● Text section:
"""

Posted by fabriziogiudici on November 24, 2009 at 9:13 AM PST

The scoop of these days is the “climagate” - a hacker stole and then published on the web a bunch of e-mail messages and documents from a British university and those documents allegedly affirm, among other things, that some data sets used to proof the Anthropogenic Global Warming (AGW) have been “massaged” way beyond the legit terms. Depending on the country you live in, you'll find a widely variable coverage in the media: for instance, many newspapers in US and UK quoted the news while, mysteriously, in Italy almost no one did (with a few exceptions) - but there are ongoing discussions on specialized blogs.

This blog is not competent on climatology, but there is a detail related to the software world that surprised and intrigued me. Part of the discussions focuses on a piece of software that was used to post-process some empirical data to produce one of the commonly used AGW-related datasets; in the source code of the software a few comments allegedly reveal some “massaging” bad practices.

"""

● Goal:
Answer these questions from the blog post:
1. From what kind of institution were the e-mail messages and documents stolen?
2. In which country, according to the post, did almost no one report the news?
3. What was the software under discussion used for?
The lines after this blog post play no part in what is asked here.

● Given material:
"""

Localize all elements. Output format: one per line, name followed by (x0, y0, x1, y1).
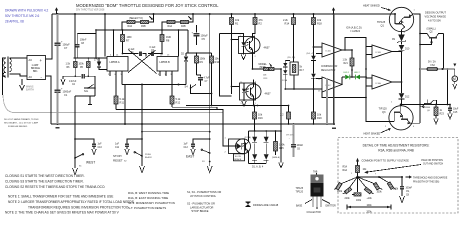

"""

● Task result:
1. A British university.
2. Italy.
3. It was used to post-process some empirical data to produce one of the commonly used AGW-related datasets.